◆ Что требуется: Извлеки все строки, приведенные ниже, и перепиши их слово в слово, ничего не меняя. Изображения в ответ не включай.

+++ Исходные данные

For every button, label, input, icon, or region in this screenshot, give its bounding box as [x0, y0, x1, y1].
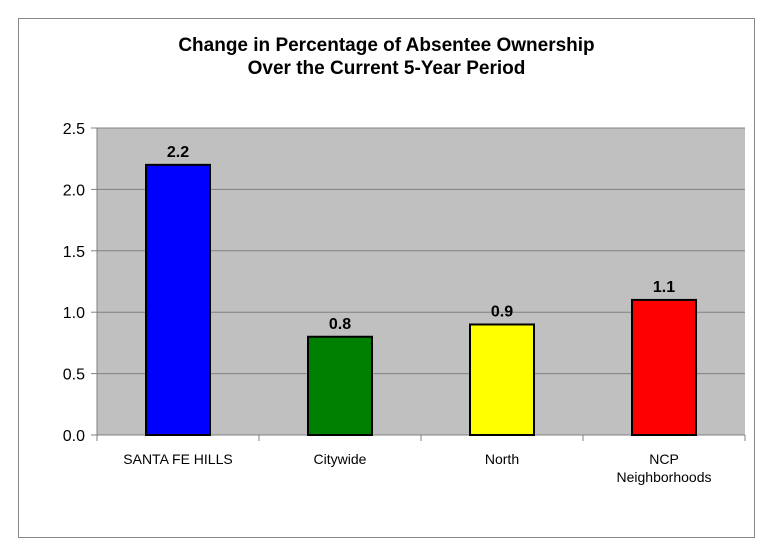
category-label: Citywide: [314, 451, 367, 467]
y-tick-label: 2.0: [63, 182, 85, 199]
labels: 0.0 0.5 1.0 1.5 2.0 2.5 2.2 SANTA FE HILLS 0.8 Ci…: [63, 121, 712, 485]
bar: [469, 323, 535, 437]
category-label: Neighborhoods: [617, 469, 712, 485]
bars: [145, 163, 697, 437]
bar: [307, 335, 373, 437]
y-tick-label: 0.0: [63, 428, 85, 445]
y-tick-label: 2.5: [63, 121, 85, 138]
category-label: North: [485, 451, 519, 467]
data-label: 0.8: [329, 316, 351, 333]
data-label: 2.2: [167, 144, 189, 161]
category-label: SANTA FE HILLS: [123, 451, 232, 467]
bar: [145, 163, 211, 436]
y-tick-label: 1.5: [63, 244, 85, 261]
y-tick-label: 1.0: [63, 305, 85, 322]
bar: [631, 298, 697, 437]
chart-title-line-2: Over the Current 5-Year Period: [247, 58, 526, 79]
y-tick-label: 0.5: [63, 367, 85, 384]
data-label: 0.9: [491, 303, 513, 320]
data-label: 1.1: [653, 279, 675, 296]
category-label: NCP: [649, 451, 679, 467]
chart-title: Change in Percentage of Absentee Ownersh…: [18, 34, 755, 80]
chart-title-line-1: Change in Percentage of Absentee Ownersh…: [178, 35, 595, 56]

++++++

◆ Решение:
For every button, label, input, icon, or region in this screenshot, give its bounding box as [x0, y0, x1, y1].
category-label: Citywide: [314, 451, 367, 467]
y-tick-label: 2.0: [63, 182, 85, 199]
labels: 0.0 0.5 1.0 1.5 2.0 2.5 2.2 SANTA FE HILLS 0.8 Ci…: [63, 121, 712, 485]
bar: [469, 323, 535, 437]
category-label: Neighborhoods: [617, 469, 712, 485]
bars: [145, 163, 697, 437]
bar: [307, 335, 373, 437]
y-tick-label: 0.0: [63, 428, 85, 445]
y-tick-label: 2.5: [63, 121, 85, 138]
category-label: North: [485, 451, 519, 467]
data-label: 0.8: [329, 316, 351, 333]
data-label: 2.2: [167, 144, 189, 161]
category-label: SANTA FE HILLS: [123, 451, 232, 467]
bar: [145, 163, 211, 436]
y-tick-label: 1.5: [63, 244, 85, 261]
y-tick-label: 1.0: [63, 305, 85, 322]
bar: [631, 298, 697, 437]
chart-title-line-2: Over the Current 5-Year Period: [247, 58, 526, 79]
y-tick-label: 0.5: [63, 367, 85, 384]
data-label: 0.9: [491, 303, 513, 320]
data-label: 1.1: [653, 279, 675, 296]
category-label: NCP: [649, 451, 679, 467]
chart-title: Change in Percentage of Absentee Ownersh…: [18, 34, 755, 80]
chart-title-line-1: Change in Percentage of Absentee Ownersh…: [178, 35, 595, 56]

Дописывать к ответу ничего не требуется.